• [To do]: Look through the data for the string "time". Copy every line where it is found.

[Stored data entries]
----

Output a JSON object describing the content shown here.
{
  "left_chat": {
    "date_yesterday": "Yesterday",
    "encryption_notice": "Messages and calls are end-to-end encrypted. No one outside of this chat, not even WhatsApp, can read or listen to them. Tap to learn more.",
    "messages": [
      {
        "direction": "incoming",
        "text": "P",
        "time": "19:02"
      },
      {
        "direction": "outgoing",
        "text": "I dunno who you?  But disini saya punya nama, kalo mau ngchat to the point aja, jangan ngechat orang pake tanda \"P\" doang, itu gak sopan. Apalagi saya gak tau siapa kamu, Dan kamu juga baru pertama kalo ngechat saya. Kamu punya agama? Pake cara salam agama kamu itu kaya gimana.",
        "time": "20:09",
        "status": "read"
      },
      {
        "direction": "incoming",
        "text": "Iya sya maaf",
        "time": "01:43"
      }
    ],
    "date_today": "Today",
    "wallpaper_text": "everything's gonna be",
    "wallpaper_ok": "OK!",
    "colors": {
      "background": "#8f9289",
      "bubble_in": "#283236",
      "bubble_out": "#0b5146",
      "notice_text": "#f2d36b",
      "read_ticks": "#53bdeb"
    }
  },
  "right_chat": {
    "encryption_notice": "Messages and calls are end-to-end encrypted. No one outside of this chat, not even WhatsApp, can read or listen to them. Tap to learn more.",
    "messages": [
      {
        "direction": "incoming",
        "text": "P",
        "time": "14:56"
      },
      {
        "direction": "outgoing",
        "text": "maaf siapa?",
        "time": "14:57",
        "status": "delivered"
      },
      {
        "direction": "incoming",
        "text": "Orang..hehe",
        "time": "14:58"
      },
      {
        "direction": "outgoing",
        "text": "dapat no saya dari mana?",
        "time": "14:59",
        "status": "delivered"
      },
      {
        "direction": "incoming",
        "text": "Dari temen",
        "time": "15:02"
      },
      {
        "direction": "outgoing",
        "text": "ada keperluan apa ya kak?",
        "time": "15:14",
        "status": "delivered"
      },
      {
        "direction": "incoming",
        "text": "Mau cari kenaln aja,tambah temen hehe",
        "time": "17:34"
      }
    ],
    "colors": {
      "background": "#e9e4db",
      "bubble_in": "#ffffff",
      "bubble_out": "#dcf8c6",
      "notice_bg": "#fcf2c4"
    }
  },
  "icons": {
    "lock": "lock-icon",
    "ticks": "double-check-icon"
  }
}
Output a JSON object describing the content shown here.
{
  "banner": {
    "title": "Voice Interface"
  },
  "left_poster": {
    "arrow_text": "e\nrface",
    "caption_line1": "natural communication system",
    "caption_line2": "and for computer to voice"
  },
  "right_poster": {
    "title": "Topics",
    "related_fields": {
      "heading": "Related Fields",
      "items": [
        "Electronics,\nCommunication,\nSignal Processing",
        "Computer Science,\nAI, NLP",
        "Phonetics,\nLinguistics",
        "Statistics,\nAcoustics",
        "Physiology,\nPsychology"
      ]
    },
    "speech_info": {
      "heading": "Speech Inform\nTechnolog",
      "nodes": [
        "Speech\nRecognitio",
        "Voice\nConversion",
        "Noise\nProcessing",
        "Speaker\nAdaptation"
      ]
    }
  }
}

----

• [Task output]:
        "time": "19:02"
        "time": "20:09",
        "time": "01:43"
        "time": "14:56"
        "time": "14:57",
        "time": "14:58"
        "time": "14:59",
        "time": "15:02"
        "time": "15:14",
        "time": "17:34"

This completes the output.